» Exercise aim:
Reproduce every line of the data below character for character, omitting the pictures.

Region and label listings

....

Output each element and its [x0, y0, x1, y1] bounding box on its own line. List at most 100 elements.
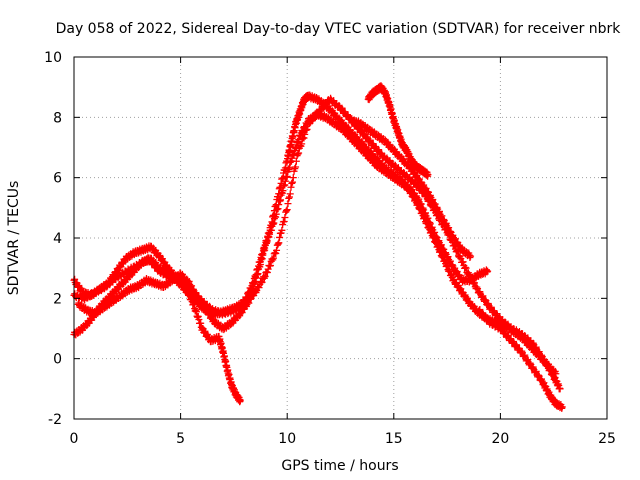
data-point	[343, 111, 351, 119]
data-point	[294, 150, 302, 158]
data-point	[269, 254, 277, 262]
data-point	[263, 269, 271, 277]
data-point	[298, 135, 306, 143]
data-point	[464, 270, 472, 278]
series-track-7	[475, 305, 566, 412]
data-point	[471, 279, 479, 287]
y-tick-label: 0	[53, 352, 62, 368]
data-point	[528, 364, 536, 372]
data-point	[481, 296, 489, 304]
data-point	[258, 278, 266, 286]
data-point	[292, 157, 300, 165]
data-point	[467, 274, 475, 282]
data-point	[268, 255, 276, 263]
data-point	[302, 126, 310, 134]
data-point	[285, 194, 293, 202]
x-tick-label: 10	[278, 431, 296, 447]
data-point	[236, 397, 244, 405]
data-point	[274, 240, 282, 248]
data-point	[291, 165, 299, 173]
y-tick-label: 2	[53, 291, 62, 307]
data-point	[487, 303, 495, 311]
y-tick-label: 10	[44, 50, 62, 66]
data-point	[372, 143, 380, 151]
data-point	[540, 357, 548, 365]
data-point	[251, 287, 259, 295]
series-track-5	[364, 82, 432, 180]
data-point	[261, 272, 269, 280]
y-tick-label: -2	[48, 412, 62, 428]
data-point	[280, 218, 288, 226]
data-point	[292, 163, 300, 171]
y-tick-label: 6	[53, 171, 62, 187]
data-point	[462, 264, 470, 272]
data-point	[286, 190, 294, 198]
data-point	[473, 283, 481, 291]
data-point	[483, 301, 491, 309]
data-point	[275, 239, 283, 247]
x-tick-label: 15	[385, 431, 403, 447]
data-point	[285, 193, 293, 201]
data-point	[455, 253, 463, 261]
data-point	[512, 341, 520, 349]
data-point	[538, 351, 546, 359]
data-point	[532, 367, 540, 375]
data-point	[558, 403, 566, 411]
series-track-6	[347, 115, 475, 261]
data-point	[301, 130, 309, 138]
grid-lines	[74, 57, 607, 419]
data-point	[287, 183, 295, 191]
y-tick-label: 4	[53, 231, 62, 247]
x-tick-label: 20	[491, 431, 509, 447]
x-tick-label: 25	[598, 431, 616, 447]
data-point	[329, 98, 337, 106]
data-point	[283, 206, 291, 214]
data-point	[278, 226, 286, 234]
data-point	[467, 252, 475, 260]
y-tick-labels: -2 0 2 4 6 8 10	[44, 50, 62, 428]
data-point	[298, 140, 306, 148]
x-axis-label: GPS time / hours	[281, 458, 398, 474]
chart-title: Day 058 of 2022, Sidereal Day-to-day VTE…	[56, 21, 622, 37]
data-point	[289, 178, 297, 186]
data-point	[424, 171, 432, 179]
data-point	[526, 359, 534, 367]
data-point	[281, 213, 289, 221]
data-point	[282, 207, 290, 215]
data-point	[459, 258, 467, 266]
data-point	[534, 371, 542, 379]
data-point	[289, 174, 297, 182]
data-point	[529, 339, 537, 347]
data-point	[300, 134, 308, 142]
data-point	[547, 366, 555, 374]
data-point	[303, 125, 311, 133]
x-tick-label: 5	[176, 431, 185, 447]
data-points	[70, 82, 566, 412]
data-point	[461, 263, 469, 271]
data-point	[276, 233, 284, 241]
data-point	[255, 284, 263, 292]
data-point	[484, 267, 492, 275]
x-tick-label: 0	[70, 431, 79, 447]
data-point	[524, 356, 532, 364]
data-point	[556, 385, 564, 393]
x-tick-labels: 0 5 10 15 20 25	[70, 431, 616, 447]
data-point	[272, 250, 280, 258]
data-point	[273, 246, 281, 254]
data-point	[311, 113, 319, 121]
axis-ticks	[73, 56, 608, 420]
data-point	[284, 200, 292, 208]
data-point	[288, 179, 296, 187]
y-axis-label: SDTVAR / TECUs	[6, 181, 22, 296]
data-point	[317, 107, 325, 115]
series-track-4	[70, 94, 564, 393]
data-point	[479, 292, 487, 300]
data-point	[523, 335, 531, 343]
data-point	[266, 262, 274, 270]
data-point	[535, 348, 543, 356]
data-point	[264, 265, 272, 273]
data-point	[149, 259, 157, 267]
data-point	[546, 365, 554, 373]
series-track-2	[70, 91, 560, 378]
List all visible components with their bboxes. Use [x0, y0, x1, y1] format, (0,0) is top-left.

....

» Response:
Output each element and its [x0, y0, x1, y1] bounding box on its own line. List at most 100 elements.
data-point	[343, 111, 351, 119]
data-point	[294, 150, 302, 158]
data-point	[269, 254, 277, 262]
data-point	[263, 269, 271, 277]
data-point	[298, 135, 306, 143]
data-point	[464, 270, 472, 278]
series-track-7	[475, 305, 566, 412]
data-point	[471, 279, 479, 287]
y-tick-label: 0	[53, 352, 62, 368]
data-point	[528, 364, 536, 372]
data-point	[481, 296, 489, 304]
data-point	[258, 278, 266, 286]
data-point	[292, 157, 300, 165]
data-point	[467, 274, 475, 282]
data-point	[268, 255, 276, 263]
data-point	[302, 126, 310, 134]
data-point	[285, 194, 293, 202]
x-tick-label: 10	[278, 431, 296, 447]
data-point	[236, 397, 244, 405]
data-point	[274, 240, 282, 248]
data-point	[291, 165, 299, 173]
y-tick-label: 2	[53, 291, 62, 307]
data-point	[487, 303, 495, 311]
y-tick-label: 10	[44, 50, 62, 66]
data-point	[372, 143, 380, 151]
data-point	[540, 357, 548, 365]
data-point	[251, 287, 259, 295]
series-track-5	[364, 82, 432, 180]
data-point	[261, 272, 269, 280]
y-tick-label: -2	[48, 412, 62, 428]
data-point	[280, 218, 288, 226]
data-point	[292, 163, 300, 171]
y-tick-label: 6	[53, 171, 62, 187]
data-point	[462, 264, 470, 272]
data-point	[286, 190, 294, 198]
data-point	[473, 283, 481, 291]
data-point	[483, 301, 491, 309]
data-point	[275, 239, 283, 247]
x-tick-label: 15	[385, 431, 403, 447]
data-point	[285, 193, 293, 201]
data-point	[455, 253, 463, 261]
data-point	[512, 341, 520, 349]
data-point	[538, 351, 546, 359]
data-point	[532, 367, 540, 375]
data-point	[558, 403, 566, 411]
series-track-6	[347, 115, 475, 261]
data-point	[301, 130, 309, 138]
grid-lines	[74, 57, 607, 419]
data-point	[287, 183, 295, 191]
y-tick-label: 4	[53, 231, 62, 247]
x-tick-label: 20	[491, 431, 509, 447]
x-tick-label: 25	[598, 431, 616, 447]
data-point	[329, 98, 337, 106]
data-point	[283, 206, 291, 214]
data-point	[278, 226, 286, 234]
data-point	[467, 252, 475, 260]
y-tick-labels: -2 0 2 4 6 8 10	[44, 50, 62, 428]
data-point	[298, 140, 306, 148]
x-axis-label: GPS time / hours	[281, 458, 398, 474]
chart-title: Day 058 of 2022, Sidereal Day-to-day VTE…	[56, 21, 622, 37]
data-point	[289, 178, 297, 186]
data-point	[424, 171, 432, 179]
data-point	[526, 359, 534, 367]
data-point	[281, 213, 289, 221]
data-point	[282, 207, 290, 215]
data-point	[459, 258, 467, 266]
data-point	[534, 371, 542, 379]
data-point	[289, 174, 297, 182]
data-point	[529, 339, 537, 347]
data-point	[300, 134, 308, 142]
data-point	[547, 366, 555, 374]
data-point	[303, 125, 311, 133]
x-tick-label: 5	[176, 431, 185, 447]
data-points	[70, 82, 566, 412]
data-point	[461, 263, 469, 271]
data-point	[276, 233, 284, 241]
data-point	[255, 284, 263, 292]
data-point	[484, 267, 492, 275]
x-tick-label: 0	[70, 431, 79, 447]
data-point	[524, 356, 532, 364]
data-point	[556, 385, 564, 393]
x-tick-labels: 0 5 10 15 20 25	[70, 431, 616, 447]
data-point	[272, 250, 280, 258]
data-point	[273, 246, 281, 254]
data-point	[311, 113, 319, 121]
axis-ticks	[73, 56, 608, 420]
data-point	[284, 200, 292, 208]
data-point	[288, 179, 296, 187]
y-axis-label: SDTVAR / TECUs	[6, 181, 22, 296]
data-point	[317, 107, 325, 115]
series-track-4	[70, 94, 564, 393]
data-point	[479, 292, 487, 300]
data-point	[523, 335, 531, 343]
data-point	[266, 262, 274, 270]
data-point	[535, 348, 543, 356]
data-point	[264, 265, 272, 273]
data-point	[149, 259, 157, 267]
data-point	[546, 365, 554, 373]
series-track-2	[70, 91, 560, 378]
List all visible components with their bboxes. Use [x0, y0, x1, y1] format, (0,0) is top-left.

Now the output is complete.